→ **What you will do**
Send back the entries below exactly as they appear.

→ **Records for the exercise**
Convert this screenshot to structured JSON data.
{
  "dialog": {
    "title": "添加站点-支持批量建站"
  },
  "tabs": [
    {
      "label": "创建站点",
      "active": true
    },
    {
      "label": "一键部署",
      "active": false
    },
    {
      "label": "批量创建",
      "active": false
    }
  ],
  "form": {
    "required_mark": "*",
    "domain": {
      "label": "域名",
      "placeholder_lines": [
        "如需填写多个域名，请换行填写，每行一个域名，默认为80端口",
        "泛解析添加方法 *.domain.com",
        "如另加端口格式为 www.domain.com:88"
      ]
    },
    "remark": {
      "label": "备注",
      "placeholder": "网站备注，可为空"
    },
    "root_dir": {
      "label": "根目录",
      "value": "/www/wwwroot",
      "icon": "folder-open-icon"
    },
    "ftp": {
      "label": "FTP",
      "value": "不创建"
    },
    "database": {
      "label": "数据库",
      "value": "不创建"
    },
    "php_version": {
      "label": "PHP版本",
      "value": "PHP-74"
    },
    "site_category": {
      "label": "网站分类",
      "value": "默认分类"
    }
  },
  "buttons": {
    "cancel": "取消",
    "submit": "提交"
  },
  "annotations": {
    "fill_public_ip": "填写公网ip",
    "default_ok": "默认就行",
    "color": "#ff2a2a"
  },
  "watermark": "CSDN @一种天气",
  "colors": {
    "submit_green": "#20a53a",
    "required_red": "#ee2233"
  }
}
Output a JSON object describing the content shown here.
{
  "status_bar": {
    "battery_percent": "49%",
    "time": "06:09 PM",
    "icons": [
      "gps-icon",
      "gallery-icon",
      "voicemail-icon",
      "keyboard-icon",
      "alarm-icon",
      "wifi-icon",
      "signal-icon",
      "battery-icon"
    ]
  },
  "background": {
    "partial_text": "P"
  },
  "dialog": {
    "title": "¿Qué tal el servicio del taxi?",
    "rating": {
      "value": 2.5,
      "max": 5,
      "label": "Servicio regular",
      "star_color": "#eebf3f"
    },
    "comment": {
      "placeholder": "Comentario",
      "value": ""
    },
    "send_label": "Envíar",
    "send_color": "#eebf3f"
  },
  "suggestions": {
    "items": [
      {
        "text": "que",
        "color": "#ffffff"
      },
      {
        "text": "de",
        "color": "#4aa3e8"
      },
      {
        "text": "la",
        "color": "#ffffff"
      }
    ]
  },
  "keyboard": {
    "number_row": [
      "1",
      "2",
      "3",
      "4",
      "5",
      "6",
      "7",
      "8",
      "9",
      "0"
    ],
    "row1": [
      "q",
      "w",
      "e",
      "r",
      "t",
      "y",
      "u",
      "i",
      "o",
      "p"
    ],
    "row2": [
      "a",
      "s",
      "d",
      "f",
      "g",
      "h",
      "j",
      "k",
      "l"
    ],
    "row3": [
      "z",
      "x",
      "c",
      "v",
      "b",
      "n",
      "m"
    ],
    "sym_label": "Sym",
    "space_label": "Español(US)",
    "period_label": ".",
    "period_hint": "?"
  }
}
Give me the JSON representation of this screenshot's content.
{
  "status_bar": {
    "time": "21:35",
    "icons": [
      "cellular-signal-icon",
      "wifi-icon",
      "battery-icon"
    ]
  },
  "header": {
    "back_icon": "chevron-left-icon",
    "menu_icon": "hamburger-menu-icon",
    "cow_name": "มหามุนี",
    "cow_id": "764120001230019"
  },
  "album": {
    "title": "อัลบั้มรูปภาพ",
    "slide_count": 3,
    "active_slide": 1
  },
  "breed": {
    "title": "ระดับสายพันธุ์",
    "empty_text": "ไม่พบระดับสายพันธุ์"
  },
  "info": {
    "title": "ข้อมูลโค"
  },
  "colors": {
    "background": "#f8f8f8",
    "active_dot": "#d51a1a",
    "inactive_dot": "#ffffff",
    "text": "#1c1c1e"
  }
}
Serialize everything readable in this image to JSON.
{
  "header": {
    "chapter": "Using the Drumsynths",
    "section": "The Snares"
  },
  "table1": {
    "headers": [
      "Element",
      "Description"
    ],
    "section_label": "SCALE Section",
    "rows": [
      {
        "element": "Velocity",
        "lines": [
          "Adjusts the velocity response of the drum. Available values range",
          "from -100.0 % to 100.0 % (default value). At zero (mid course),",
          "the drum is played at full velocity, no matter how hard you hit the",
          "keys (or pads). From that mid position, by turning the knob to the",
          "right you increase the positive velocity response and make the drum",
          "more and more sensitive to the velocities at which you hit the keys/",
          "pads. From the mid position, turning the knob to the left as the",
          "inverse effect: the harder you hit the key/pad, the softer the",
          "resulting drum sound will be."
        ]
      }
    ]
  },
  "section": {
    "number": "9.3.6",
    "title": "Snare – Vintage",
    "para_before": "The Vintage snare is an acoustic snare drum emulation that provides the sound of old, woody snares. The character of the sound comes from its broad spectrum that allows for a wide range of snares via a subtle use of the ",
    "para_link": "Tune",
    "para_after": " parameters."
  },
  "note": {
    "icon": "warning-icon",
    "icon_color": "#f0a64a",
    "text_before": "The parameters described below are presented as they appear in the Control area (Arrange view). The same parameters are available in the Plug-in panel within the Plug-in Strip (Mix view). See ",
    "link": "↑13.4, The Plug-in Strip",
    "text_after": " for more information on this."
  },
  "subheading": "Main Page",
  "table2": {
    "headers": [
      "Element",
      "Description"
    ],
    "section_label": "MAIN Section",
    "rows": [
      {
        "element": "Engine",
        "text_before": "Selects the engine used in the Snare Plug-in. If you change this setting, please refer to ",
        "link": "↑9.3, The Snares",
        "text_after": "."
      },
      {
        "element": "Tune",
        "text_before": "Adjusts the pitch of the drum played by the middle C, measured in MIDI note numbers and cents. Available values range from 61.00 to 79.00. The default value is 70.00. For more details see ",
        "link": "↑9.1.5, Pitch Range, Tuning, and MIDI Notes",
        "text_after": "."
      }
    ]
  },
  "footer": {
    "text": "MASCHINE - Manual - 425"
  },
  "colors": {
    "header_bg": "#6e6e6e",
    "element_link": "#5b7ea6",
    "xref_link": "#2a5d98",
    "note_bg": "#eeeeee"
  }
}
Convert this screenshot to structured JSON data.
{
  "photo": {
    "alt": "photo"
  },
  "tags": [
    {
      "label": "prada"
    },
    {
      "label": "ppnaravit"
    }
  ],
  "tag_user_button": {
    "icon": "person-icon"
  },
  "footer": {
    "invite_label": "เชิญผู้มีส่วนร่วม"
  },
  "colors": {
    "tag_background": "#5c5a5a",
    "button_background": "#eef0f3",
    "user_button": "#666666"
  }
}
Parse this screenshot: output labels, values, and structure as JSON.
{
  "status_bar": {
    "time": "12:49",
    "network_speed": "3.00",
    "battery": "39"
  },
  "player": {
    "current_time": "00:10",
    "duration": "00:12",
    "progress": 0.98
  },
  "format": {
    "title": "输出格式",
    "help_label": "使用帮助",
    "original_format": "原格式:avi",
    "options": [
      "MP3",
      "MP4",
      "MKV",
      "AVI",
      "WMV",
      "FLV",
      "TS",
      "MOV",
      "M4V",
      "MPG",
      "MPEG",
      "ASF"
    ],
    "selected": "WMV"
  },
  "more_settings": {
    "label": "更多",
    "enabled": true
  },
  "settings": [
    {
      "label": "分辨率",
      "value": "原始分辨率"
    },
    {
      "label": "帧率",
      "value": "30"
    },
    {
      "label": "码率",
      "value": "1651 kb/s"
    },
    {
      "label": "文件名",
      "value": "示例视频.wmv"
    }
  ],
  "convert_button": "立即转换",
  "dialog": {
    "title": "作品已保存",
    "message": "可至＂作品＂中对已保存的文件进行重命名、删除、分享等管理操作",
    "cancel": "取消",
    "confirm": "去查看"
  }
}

→ **Result below**
Convert this screenshot to structured JSON data.
{
  "dialog": {
    "title": "添加站点-支持批量建站"
  },
  "tabs": [
    {
      "label": "创建站点",
      "active": true
    },
    {
      "label": "一键部署",
      "active": false
    },
    {
      "label": "批量创建",
      "active": false
    }
  ],
  "form": {
    "required_mark": "*",
    "domain": {
      "label": "域名",
      "placeholder_lines": [
        "如需填写多个域名，请换行填写，每行一个域名，默认为80端口",
        "泛解析添加方法 *.domain.com",
        "如另加端口格式为 www.domain.com:88"
      ]
    },
    "remark": {
      "label": "备注",
      "placeholder": "网站备注，可为空"
    },
    "root_dir": {
      "label": "根目录",
      "value": "/www/wwwroot",
      "icon": "folder-open-icon"
    },
    "ftp": {
      "label": "FTP",
      "value": "不创建"
    },
    "database": {
      "label": "数据库",
      "value": "不创建"
    },
    "php_version": {
      "label": "PHP版本",
      "value": "PHP-74"
    },
    "site_category": {
      "label": "网站分类",
      "value": "默认分类"
    }
  },
  "buttons": {
    "cancel": "取消",
    "submit": "提交"
  },
  "annotations": {
    "fill_public_ip": "填写公网ip",
    "default_ok": "默认就行",
    "color": "#ff2a2a"
  },
  "watermark": "CSDN @一种天气",
  "colors": {
    "submit_green": "#20a53a",
    "required_red": "#ee2233"
  }
}
Output a JSON object describing the content shown here.
{
  "status_bar": {
    "battery_percent": "49%",
    "time": "06:09 PM",
    "icons": [
      "gps-icon",
      "gallery-icon",
      "voicemail-icon",
      "keyboard-icon",
      "alarm-icon",
      "wifi-icon",
      "signal-icon",
      "battery-icon"
    ]
  },
  "background": {
    "partial_text": "P"
  },
  "dialog": {
    "title": "¿Qué tal el servicio del taxi?",
    "rating": {
      "value": 2.5,
      "max": 5,
      "label": "Servicio regular",
      "star_color": "#eebf3f"
    },
    "comment": {
      "placeholder": "Comentario",
      "value": ""
    },
    "send_label": "Envíar",
    "send_color": "#eebf3f"
  },
  "suggestions": {
    "items": [
      {
        "text": "que",
        "color": "#ffffff"
      },
      {
        "text": "de",
        "color": "#4aa3e8"
      },
      {
        "text": "la",
        "color": "#ffffff"
      }
    ]
  },
  "keyboard": {
    "number_row": [
      "1",
      "2",
      "3",
      "4",
      "5",
      "6",
      "7",
      "8",
      "9",
      "0"
    ],
    "row1": [
      "q",
      "w",
      "e",
      "r",
      "t",
      "y",
      "u",
      "i",
      "o",
      "p"
    ],
    "row2": [
      "a",
      "s",
      "d",
      "f",
      "g",
      "h",
      "j",
      "k",
      "l"
    ],
    "row3": [
      "z",
      "x",
      "c",
      "v",
      "b",
      "n",
      "m"
    ],
    "sym_label": "Sym",
    "space_label": "Español(US)",
    "period_label": ".",
    "period_hint": "?"
  }
}
Give me the JSON representation of this screenshot's content.
{
  "status_bar": {
    "time": "21:35",
    "icons": [
      "cellular-signal-icon",
      "wifi-icon",
      "battery-icon"
    ]
  },
  "header": {
    "back_icon": "chevron-left-icon",
    "menu_icon": "hamburger-menu-icon",
    "cow_name": "มหามุนี",
    "cow_id": "764120001230019"
  },
  "album": {
    "title": "อัลบั้มรูปภาพ",
    "slide_count": 3,
    "active_slide": 1
  },
  "breed": {
    "title": "ระดับสายพันธุ์",
    "empty_text": "ไม่พบระดับสายพันธุ์"
  },
  "info": {
    "title": "ข้อมูลโค"
  },
  "colors": {
    "background": "#f8f8f8",
    "active_dot": "#d51a1a",
    "inactive_dot": "#ffffff",
    "text": "#1c1c1e"
  }
}
Serialize everything readable in this image to JSON.
{
  "header": {
    "chapter": "Using the Drumsynths",
    "section": "The Snares"
  },
  "table1": {
    "headers": [
      "Element",
      "Description"
    ],
    "section_label": "SCALE Section",
    "rows": [
      {
        "element": "Velocity",
        "lines": [
          "Adjusts the velocity response of the drum. Available values range",
          "from -100.0 % to 100.0 % (default value). At zero (mid course),",
          "the drum is played at full velocity, no matter how hard you hit the",
          "keys (or pads). From that mid position, by turning the knob to the",
          "right you increase the positive velocity response and make the drum",
          "more and more sensitive to the velocities at which you hit the keys/",
          "pads. From the mid position, turning the knob to the left as the",
          "inverse effect: the harder you hit the key/pad, the softer the",
          "resulting drum sound will be."
        ]
      }
    ]
  },
  "section": {
    "number": "9.3.6",
    "title": "Snare – Vintage",
    "para_before": "The Vintage snare is an acoustic snare drum emulation that provides the sound of old, woody snares. The character of the sound comes from its broad spectrum that allows for a wide range of snares via a subtle use of the ",
    "para_link": "Tune",
    "para_after": " parameters."
  },
  "note": {
    "icon": "warning-icon",
    "icon_color": "#f0a64a",
    "text_before": "The parameters described below are presented as they appear in the Control area (Arrange view). The same parameters are available in the Plug-in panel within the Plug-in Strip (Mix view). See ",
    "link": "↑13.4, The Plug-in Strip",
    "text_after": " for more information on this."
  },
  "subheading": "Main Page",
  "table2": {
    "headers": [
      "Element",
      "Description"
    ],
    "section_label": "MAIN Section",
    "rows": [
      {
        "element": "Engine",
        "text_before": "Selects the engine used in the Snare Plug-in. If you change this setting, please refer to ",
        "link": "↑9.3, The Snares",
        "text_after": "."
      },
      {
        "element": "Tune",
        "text_before": "Adjusts the pitch of the drum played by the middle C, measured in MIDI note numbers and cents. Available values range from 61.00 to 79.00. The default value is 70.00. For more details see ",
        "link": "↑9.1.5, Pitch Range, Tuning, and MIDI Notes",
        "text_after": "."
      }
    ]
  },
  "footer": {
    "text": "MASCHINE - Manual - 425"
  },
  "colors": {
    "header_bg": "#6e6e6e",
    "element_link": "#5b7ea6",
    "xref_link": "#2a5d98",
    "note_bg": "#eeeeee"
  }
}
Convert this screenshot to structured JSON data.
{
  "photo": {
    "alt": "photo"
  },
  "tags": [
    {
      "label": "prada"
    },
    {
      "label": "ppnaravit"
    }
  ],
  "tag_user_button": {
    "icon": "person-icon"
  },
  "footer": {
    "invite_label": "เชิญผู้มีส่วนร่วม"
  },
  "colors": {
    "tag_background": "#5c5a5a",
    "button_background": "#eef0f3",
    "user_button": "#666666"
  }
}
Parse this screenshot: output labels, values, and structure as JSON.
{
  "status_bar": {
    "time": "12:49",
    "network_speed": "3.00",
    "battery": "39"
  },
  "player": {
    "current_time": "00:10",
    "duration": "00:12",
    "progress": 0.98
  },
  "format": {
    "title": "输出格式",
    "help_label": "使用帮助",
    "original_format": "原格式:avi",
    "options": [
      "MP3",
      "MP4",
      "MKV",
      "AVI",
      "WMV",
      "FLV",
      "TS",
      "MOV",
      "M4V",
      "MPG",
      "MPEG",
      "ASF"
    ],
    "selected": "WMV"
  },
  "more_settings": {
    "label": "更多",
    "enabled": true
  },
  "settings": [
    {
      "label": "分辨率",
      "value": "原始分辨率"
    },
    {
      "label": "帧率",
      "value": "30"
    },
    {
      "label": "码率",
      "value": "1651 kb/s"
    },
    {
      "label": "文件名",
      "value": "示例视频.wmv"
    }
  ],
  "convert_button": "立即转换",
  "dialog": {
    "title": "作品已保存",
    "message": "可至＂作品＂中对已保存的文件进行重命名、删除、分享等管理操作",
    "cancel": "取消",
    "confirm": "去查看"
  }
}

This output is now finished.